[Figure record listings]

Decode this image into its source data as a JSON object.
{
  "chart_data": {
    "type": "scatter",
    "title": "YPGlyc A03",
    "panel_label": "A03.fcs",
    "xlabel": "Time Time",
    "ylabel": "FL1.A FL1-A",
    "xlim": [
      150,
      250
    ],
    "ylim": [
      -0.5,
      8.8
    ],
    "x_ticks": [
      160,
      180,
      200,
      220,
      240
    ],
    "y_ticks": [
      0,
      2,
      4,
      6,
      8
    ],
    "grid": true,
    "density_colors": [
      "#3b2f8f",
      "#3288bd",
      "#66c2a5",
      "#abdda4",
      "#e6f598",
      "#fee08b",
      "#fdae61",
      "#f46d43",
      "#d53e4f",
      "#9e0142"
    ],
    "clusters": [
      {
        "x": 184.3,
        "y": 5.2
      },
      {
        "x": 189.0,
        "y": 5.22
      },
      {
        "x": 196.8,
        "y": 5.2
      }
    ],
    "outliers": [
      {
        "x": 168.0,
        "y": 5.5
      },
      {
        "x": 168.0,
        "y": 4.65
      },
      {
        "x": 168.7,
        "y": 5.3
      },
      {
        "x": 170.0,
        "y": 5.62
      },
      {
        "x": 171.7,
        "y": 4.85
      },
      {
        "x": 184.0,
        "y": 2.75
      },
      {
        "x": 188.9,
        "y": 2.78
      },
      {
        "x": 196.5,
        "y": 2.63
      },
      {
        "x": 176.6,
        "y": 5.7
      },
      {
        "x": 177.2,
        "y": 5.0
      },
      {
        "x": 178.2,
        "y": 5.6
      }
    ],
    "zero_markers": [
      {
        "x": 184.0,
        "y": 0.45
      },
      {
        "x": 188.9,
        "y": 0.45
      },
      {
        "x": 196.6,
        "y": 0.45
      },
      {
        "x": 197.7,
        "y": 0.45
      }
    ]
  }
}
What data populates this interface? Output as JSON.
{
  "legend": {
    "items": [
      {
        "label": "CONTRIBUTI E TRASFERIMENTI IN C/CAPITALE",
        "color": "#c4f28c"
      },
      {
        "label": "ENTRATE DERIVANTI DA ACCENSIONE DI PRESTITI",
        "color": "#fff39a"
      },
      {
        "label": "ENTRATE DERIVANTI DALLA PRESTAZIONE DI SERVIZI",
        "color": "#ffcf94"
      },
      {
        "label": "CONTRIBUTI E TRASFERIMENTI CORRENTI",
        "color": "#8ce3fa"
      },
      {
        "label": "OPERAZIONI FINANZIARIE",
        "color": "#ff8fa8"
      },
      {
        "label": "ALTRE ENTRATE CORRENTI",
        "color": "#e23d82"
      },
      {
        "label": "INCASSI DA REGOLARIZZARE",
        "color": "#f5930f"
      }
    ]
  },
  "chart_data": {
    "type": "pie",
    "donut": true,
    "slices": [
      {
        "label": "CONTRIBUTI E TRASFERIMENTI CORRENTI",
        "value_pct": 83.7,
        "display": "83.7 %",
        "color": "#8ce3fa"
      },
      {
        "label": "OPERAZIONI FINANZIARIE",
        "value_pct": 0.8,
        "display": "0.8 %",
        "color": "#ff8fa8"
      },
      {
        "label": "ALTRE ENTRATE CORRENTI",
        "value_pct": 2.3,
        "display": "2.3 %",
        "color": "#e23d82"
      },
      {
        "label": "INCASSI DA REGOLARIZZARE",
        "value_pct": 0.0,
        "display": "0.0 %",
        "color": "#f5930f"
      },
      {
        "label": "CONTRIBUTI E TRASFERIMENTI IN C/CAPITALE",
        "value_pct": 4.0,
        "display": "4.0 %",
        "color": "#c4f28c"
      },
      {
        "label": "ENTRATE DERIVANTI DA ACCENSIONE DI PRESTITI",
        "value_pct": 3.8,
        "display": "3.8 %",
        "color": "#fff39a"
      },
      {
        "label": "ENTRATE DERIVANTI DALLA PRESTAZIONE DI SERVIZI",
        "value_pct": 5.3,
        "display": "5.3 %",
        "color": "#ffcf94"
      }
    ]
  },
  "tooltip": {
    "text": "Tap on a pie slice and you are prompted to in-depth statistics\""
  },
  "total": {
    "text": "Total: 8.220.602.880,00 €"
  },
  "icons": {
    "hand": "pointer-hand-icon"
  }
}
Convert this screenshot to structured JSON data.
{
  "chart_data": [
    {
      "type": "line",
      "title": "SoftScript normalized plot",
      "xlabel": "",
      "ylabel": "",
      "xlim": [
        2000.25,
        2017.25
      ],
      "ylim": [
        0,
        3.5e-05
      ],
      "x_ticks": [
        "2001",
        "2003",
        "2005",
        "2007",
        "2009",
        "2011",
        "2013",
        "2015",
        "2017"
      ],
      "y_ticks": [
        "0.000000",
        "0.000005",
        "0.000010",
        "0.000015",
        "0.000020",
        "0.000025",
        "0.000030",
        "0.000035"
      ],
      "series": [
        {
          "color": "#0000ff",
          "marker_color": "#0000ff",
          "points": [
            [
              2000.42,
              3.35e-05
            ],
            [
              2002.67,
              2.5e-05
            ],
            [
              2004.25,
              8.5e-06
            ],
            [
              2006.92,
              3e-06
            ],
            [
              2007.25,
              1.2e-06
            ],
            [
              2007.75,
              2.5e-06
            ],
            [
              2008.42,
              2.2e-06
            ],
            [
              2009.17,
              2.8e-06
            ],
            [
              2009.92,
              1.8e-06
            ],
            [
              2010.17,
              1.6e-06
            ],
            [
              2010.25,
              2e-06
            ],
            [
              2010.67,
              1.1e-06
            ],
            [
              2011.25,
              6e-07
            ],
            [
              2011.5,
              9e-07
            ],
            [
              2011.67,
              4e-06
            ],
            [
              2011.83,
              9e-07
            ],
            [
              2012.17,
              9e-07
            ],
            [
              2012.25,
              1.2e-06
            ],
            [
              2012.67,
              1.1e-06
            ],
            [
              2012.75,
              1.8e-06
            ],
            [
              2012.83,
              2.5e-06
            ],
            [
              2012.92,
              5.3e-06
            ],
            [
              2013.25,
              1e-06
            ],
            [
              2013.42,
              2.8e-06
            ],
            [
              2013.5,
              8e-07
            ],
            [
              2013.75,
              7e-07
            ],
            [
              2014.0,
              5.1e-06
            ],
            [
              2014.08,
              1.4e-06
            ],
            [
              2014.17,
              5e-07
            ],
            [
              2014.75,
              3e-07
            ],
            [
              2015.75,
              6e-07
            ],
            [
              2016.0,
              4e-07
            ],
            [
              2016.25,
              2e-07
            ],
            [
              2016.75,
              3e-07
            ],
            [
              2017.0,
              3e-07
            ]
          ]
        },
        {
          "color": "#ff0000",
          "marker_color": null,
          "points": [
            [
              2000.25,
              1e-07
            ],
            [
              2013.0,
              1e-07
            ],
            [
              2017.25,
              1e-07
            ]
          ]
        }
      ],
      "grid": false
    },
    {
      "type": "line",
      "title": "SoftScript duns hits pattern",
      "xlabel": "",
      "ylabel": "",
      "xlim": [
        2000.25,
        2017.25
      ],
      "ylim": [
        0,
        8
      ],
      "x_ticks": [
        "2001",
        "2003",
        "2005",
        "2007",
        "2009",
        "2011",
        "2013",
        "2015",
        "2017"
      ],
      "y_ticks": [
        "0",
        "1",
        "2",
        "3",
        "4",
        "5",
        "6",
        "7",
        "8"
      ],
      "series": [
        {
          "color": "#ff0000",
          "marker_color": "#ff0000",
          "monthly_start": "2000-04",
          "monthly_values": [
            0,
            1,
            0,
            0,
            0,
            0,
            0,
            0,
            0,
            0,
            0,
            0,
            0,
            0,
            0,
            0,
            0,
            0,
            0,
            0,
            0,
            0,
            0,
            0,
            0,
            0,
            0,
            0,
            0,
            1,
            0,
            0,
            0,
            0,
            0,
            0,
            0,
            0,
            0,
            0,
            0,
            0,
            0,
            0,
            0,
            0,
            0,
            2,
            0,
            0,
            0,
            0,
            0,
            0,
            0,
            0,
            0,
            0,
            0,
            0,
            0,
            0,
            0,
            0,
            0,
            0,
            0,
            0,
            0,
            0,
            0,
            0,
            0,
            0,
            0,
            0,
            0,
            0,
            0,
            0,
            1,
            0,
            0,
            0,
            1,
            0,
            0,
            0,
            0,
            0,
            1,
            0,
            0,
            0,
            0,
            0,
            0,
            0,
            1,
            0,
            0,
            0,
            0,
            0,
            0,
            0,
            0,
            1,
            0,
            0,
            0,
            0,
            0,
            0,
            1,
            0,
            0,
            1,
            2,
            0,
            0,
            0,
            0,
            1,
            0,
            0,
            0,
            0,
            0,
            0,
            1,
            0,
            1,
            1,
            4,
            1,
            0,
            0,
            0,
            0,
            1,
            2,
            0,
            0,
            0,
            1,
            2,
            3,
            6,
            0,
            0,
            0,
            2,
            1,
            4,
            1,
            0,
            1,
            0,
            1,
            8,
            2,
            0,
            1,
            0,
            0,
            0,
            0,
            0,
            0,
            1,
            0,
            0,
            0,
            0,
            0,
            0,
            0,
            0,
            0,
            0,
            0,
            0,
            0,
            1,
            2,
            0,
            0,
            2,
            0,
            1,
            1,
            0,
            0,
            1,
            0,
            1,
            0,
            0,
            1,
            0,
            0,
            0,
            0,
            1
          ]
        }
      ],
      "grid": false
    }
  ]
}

[Exercise details] Show every line that contains the word "text".

[Task solution]
    "text": "Tap on a pie slice and you are prompted to in-depth statistics\""
    "text": "Total: 8.220.602.880,00 €"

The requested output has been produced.